(What is needed): Filter for the word "doom" and keep each matching line.

(The input):
——

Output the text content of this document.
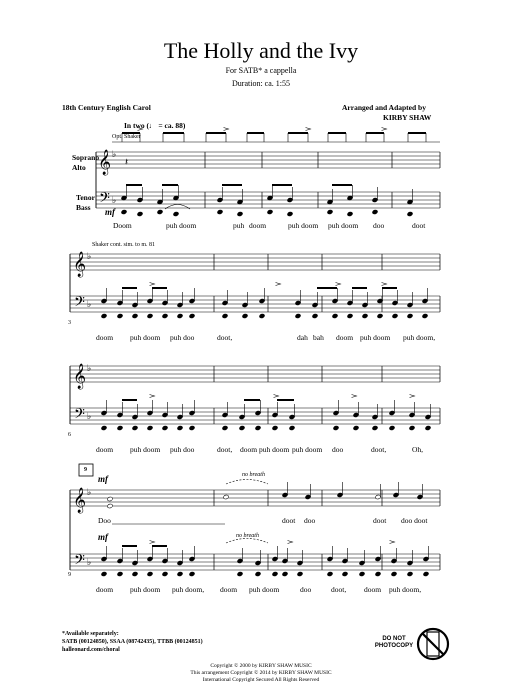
𝄞
𝄢
♭
♭
𝄽
𝄞
𝄢
♭
♭
𝄞
𝄢
♭
♭
𝄞
𝄢
♭
♭
The Holly and the Ivy
For SATB* a cappella
Duration: ca. 1:55
18th Century English Carol	Arranged and Adapted by
KIRBY SHAW
In two (♩ = ca. 88)
Opt. Shaker
Soprano
Alto
Tenor
Bass
Shaker cont. sim. to m. 81
3
6
9
9
mf
mf
mf
no breath
no breath
Doom	puh doom	puh doom	puh doom puh doom doo	doot
doom puh doom puh doo	doot,	dah bah doom puh doom puh doom,
doom puh doom puh doo	doot, doom puh doom puh doom doo	doot,	Oh,
Doo	doot doo	doot doo doot
doom puh doom puh doom, doom puh doom	doo	doot, doom puh doom,
*Available separately:
SATB (00124850), SSAA (08742435), TTBB (00124851)
halleonard.com/choral
DO NOT
PHOTOCOPY
Copyright © 2000 by KIRBY SHAW MUSIC
This arrangement Copyright © 2014 by KIRBY SHAW MUSIC
International Copyright Secured All Rights Reserved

——

(Answer to the problem):
Doom	puh doom	puh doom	puh doom puh doom doo	doot
doom puh doom puh doo	doot,	dah bah doom puh doom puh doom,
doom puh doom puh doo	doot, doom puh doom puh doom doo	doot,	Oh,
doom puh doom puh doom, doom puh doom	doo	doot, doom puh doom,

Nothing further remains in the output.